(Figure content listings)
═══
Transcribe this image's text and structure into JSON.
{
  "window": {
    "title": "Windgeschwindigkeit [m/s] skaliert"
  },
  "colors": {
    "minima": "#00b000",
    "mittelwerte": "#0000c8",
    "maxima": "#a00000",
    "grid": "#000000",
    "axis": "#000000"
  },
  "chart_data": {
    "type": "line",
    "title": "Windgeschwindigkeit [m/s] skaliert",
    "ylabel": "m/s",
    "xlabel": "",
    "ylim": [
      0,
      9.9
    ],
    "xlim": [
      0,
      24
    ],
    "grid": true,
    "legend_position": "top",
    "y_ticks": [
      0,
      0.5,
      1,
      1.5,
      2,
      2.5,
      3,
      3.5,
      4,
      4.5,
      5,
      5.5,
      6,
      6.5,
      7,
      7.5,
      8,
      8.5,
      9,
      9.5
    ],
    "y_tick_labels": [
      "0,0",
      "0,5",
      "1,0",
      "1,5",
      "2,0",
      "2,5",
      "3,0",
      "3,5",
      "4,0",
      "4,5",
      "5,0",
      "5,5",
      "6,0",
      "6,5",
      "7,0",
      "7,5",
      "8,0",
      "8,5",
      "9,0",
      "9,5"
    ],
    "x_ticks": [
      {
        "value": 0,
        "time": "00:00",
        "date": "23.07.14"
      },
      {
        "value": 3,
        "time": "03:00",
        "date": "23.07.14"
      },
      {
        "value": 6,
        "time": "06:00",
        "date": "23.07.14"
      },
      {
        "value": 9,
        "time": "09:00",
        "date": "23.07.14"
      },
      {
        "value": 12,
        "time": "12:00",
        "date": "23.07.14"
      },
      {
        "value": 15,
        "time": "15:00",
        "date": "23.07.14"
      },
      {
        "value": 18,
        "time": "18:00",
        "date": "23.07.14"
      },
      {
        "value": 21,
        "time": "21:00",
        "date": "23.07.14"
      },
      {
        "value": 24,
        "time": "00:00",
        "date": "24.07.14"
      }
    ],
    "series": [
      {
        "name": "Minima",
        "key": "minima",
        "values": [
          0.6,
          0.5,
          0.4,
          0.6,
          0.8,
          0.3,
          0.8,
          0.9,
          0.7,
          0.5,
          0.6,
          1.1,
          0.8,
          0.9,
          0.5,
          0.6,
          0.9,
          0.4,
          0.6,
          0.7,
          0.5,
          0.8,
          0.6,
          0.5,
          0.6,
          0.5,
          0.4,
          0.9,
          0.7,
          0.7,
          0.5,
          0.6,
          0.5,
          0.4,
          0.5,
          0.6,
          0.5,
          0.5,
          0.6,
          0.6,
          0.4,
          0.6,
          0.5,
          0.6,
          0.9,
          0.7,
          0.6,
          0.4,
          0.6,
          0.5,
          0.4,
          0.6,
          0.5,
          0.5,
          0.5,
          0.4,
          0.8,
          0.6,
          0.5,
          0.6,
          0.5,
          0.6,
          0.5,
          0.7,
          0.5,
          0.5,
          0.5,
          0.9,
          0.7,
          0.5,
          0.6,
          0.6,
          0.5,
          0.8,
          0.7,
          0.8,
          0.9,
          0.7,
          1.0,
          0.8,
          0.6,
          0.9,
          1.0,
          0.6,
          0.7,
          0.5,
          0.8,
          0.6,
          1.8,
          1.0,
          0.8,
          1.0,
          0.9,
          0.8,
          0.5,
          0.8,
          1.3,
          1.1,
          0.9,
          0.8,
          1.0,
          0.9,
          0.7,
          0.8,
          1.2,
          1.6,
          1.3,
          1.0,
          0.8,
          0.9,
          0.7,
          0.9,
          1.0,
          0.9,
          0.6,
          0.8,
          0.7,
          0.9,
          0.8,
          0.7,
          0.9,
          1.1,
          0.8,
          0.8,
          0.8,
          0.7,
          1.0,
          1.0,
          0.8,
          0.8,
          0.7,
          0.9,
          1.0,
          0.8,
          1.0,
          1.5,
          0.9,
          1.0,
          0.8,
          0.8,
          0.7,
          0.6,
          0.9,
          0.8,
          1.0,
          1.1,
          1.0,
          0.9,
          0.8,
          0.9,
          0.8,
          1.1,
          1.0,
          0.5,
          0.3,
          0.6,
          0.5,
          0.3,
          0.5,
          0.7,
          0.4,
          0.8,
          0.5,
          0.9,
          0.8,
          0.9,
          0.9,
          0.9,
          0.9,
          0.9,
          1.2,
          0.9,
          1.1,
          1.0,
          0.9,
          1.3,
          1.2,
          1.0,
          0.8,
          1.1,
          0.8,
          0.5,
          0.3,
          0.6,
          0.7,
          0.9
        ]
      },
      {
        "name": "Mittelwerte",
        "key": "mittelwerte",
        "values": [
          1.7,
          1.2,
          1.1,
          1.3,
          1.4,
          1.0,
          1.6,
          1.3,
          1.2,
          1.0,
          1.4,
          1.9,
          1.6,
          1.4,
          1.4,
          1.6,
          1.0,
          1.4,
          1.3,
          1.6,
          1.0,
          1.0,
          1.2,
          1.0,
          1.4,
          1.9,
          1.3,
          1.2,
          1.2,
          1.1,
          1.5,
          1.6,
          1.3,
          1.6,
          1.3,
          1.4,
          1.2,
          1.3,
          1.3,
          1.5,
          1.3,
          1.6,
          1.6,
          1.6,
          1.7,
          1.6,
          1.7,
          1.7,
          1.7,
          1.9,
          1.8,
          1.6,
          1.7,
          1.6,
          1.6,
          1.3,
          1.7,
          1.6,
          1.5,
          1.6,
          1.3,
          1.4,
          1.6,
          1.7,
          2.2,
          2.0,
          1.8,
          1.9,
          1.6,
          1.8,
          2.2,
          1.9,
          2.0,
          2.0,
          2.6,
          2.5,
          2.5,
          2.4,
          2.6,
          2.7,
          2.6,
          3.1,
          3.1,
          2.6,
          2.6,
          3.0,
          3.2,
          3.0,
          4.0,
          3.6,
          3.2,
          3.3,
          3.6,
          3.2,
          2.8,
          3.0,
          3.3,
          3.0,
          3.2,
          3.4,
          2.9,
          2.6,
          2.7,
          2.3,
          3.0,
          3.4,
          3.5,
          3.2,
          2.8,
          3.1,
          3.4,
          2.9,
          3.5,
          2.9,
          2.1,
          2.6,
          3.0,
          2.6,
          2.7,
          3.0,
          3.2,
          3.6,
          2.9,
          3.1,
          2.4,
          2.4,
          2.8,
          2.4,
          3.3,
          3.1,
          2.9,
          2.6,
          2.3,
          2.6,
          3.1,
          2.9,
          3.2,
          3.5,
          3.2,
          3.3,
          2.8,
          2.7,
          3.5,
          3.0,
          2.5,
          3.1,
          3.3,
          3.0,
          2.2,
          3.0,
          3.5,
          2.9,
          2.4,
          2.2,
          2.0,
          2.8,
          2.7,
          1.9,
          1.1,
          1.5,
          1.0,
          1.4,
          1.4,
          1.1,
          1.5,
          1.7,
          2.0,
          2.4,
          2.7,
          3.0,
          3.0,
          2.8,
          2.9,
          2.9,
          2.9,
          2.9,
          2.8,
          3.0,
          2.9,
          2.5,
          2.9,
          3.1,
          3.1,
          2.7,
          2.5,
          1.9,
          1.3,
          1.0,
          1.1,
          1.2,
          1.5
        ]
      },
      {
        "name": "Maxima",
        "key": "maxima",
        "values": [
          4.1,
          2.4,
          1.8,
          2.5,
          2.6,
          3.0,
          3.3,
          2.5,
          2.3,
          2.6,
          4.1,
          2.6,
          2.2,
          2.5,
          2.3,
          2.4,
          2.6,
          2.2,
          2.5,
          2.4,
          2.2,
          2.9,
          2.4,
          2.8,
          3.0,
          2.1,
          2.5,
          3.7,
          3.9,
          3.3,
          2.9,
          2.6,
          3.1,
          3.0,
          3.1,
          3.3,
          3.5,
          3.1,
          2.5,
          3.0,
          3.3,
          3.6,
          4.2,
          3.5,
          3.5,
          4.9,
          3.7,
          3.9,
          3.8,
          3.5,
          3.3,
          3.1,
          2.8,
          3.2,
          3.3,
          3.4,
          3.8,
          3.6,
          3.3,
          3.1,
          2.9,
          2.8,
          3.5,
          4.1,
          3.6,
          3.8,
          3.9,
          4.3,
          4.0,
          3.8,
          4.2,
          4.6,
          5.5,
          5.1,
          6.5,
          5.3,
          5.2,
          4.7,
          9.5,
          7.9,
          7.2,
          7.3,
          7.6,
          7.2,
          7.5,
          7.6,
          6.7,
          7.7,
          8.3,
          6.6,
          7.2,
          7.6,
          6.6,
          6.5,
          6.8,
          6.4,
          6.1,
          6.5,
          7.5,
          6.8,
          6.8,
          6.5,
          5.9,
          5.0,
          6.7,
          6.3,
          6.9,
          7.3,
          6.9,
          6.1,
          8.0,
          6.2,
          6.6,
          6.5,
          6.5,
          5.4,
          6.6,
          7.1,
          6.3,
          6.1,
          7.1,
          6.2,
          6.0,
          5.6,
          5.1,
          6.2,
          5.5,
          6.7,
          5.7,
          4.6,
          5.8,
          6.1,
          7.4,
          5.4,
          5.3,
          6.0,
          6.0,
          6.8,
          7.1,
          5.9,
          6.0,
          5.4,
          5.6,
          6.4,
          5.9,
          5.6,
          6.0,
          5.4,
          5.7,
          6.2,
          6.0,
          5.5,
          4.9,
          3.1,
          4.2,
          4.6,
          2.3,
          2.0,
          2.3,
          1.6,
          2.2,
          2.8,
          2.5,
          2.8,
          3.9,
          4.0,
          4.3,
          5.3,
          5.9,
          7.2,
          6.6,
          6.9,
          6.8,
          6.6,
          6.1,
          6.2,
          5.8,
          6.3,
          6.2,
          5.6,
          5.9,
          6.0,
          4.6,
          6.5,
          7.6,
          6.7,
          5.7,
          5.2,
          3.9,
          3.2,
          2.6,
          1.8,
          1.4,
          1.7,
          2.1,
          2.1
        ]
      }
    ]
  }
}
═══
_Exercise requirements_. Using the listing above, show every line that includes the string "skaliert".

_Solution to this problem_.
    "title": "Windgeschwindigkeit [m/s] skaliert"
    "title": "Windgeschwindigkeit [m/s] skaliert",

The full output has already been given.